Extrait choisi

Voici l’article paru dans The Dissident le 14 décembre 2015
Résultat des régionales : l’appel au réveil citoyen du Mouvement Commun
Après les résultats alarmants du premier tour des élections régionales, le député Pouria Amirshahi tire la sonnette d’alarme. Bien décidé à changer le système sur le long terme, il tente d’imposer dans le paysage français un lobby citoyen, contre-pouvoir influent et non partisan : le Mouvement Commun. Décryptage d’une initiative ambitieuse.
« Ces résultats étaient malheureusement attendus et ils confirment le vide et la dégénérescence d’un système ». Pouria Amirshahi, député des Français établis hors de France et frondeur notoire, ne mâche pas ses mots. Cette déliquescence de la vie politique, il la sent venir depuis déjà un certain temps. Loin des beaux discours, avec l’action comme leitmotiv, Pouria Amirshahi porte en lui le germe de la transgression. En novembre 2015, après plus de deux ans de réflexion et quelques tentatives, il crée le Mouvement Commun.
Le constat cuisant de l’échec des politiques traditionnelles
« En français, à notre tour, nous disons « nous pouvons », avance son appel. Un Podemos à la sauce tricolore donc, qui rassemble déjà de nombreux signataires, sans distinction d’âge, de catégorie sociale ou d’origine. « Notre économie est à bout de souffle, les partis traditionnels sont fatigués et fatigants et nous ne pouvons que constater que la tentation autoritaire du Front National s’affirme », déplore-t-il. Une situation qui n’a rien d’« une calamité tombée du ciel » mais qui est bel et bien, selon lui, la conséquence directe de l’inertie des politiques actuelles, notamment sur la question des inégalités.
S’il considère que cela fait bien longtemps que les médiateurs civils ne sont plus dans les radars des politiques, Pouria Amirshahi en appelle au « nous ».
Par cet appel, il entend porter un élan citoyen, uni et métissé, qui vise à rassembler, pour agir différemment.
Un mois après le lancement officiel du mouvement, ce dernier rassemble déjà plus de 2800 signataires, tous horizons confondus. Parmi les personnalités notables à avoir rejoint Mouvement Commun, on compte par exemple Pierre Laurent, Secrétaire général du Parti Communiste Français ou encore Cécile Duflot, la députée Europe Ecologie Les Verts.
Si des noms d’élus peuvent ancrer dans la réalité du combat politique un mouvement tel que celui lancé par Pouria Amirshahi, le but n’est cependant pas de créer un parti ou une quelconque formation politique à l’instar de celles déjà existantes.

Section de données
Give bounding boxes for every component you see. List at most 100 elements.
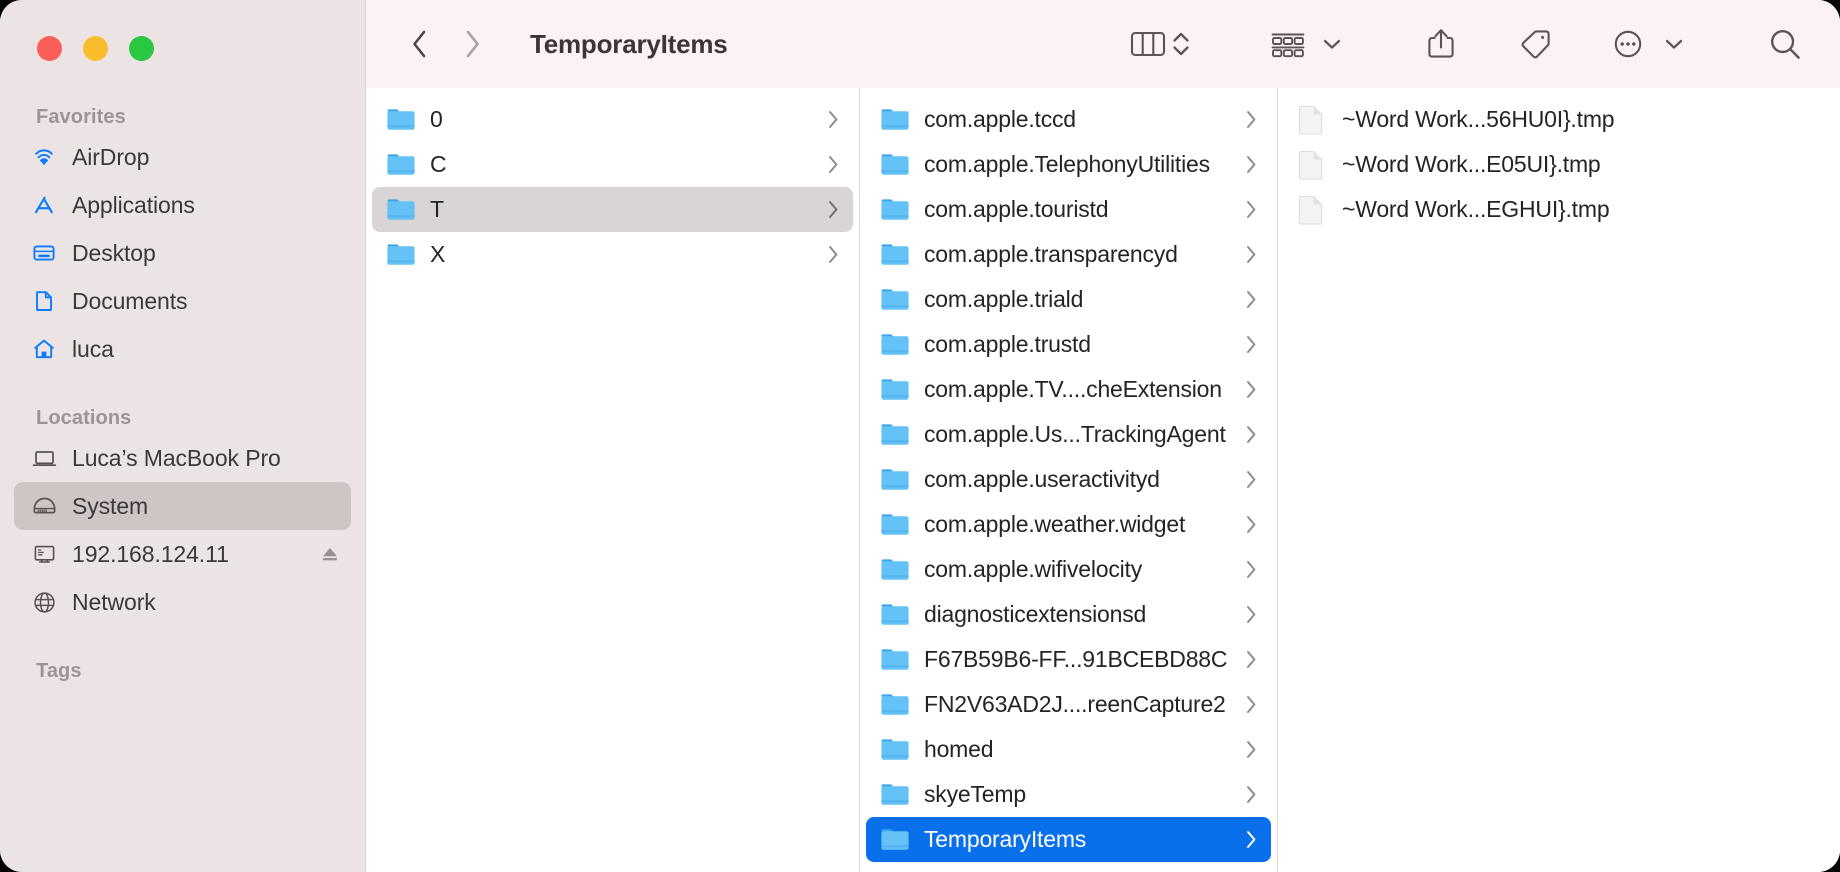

Exercices
1. D'après l'article sur le Mouvement Commun, pourquoi Pouria Amirshahi estime-t-il que la situation politique et économique décrite n'est pas « une calamité tombée du ciel » ? Répondez en une à trois phrases.
2. Recopiez fidèlement tout le passage de l'article sur le Mouvement Commun, depuis « Le constat cuisant » jusqu'à « question des inégalités. ».

Corrigé par exercice
1. Pour Pouria Amirshahi, cette situation est la conséquence directe de l'inertie des politiques actuelles, notamment sur la question des inégalités. Elle se traduit par une économie à bout de souffle, des partis traditionnels fatigués et l'affirmation de la tentation autoritaire du Front National.

2.
Le constat cuisant de l’échec des politiques traditionnelles
« En français, à notre tour, nous disons « nous pouvons », avance son appel. Un Podemos à la sauce tricolore donc, qui rassemble déjà de nombreux signataires, sans distinction d’âge, de catégorie sociale ou d’origine. « Notre économie est à bout de souffle, les partis traditionnels sont fatigués et fatigants et nous ne pouvons que constater que la tentation autoritaire du Front National s’affirme », déplore-t-il. Une situation qui n’a rien d’« une calamité tombée du ciel » mais qui est bel et bien, selon lui, la conséquence directe de l’inertie des politiques actuelles, notamment sur la question des inégalités.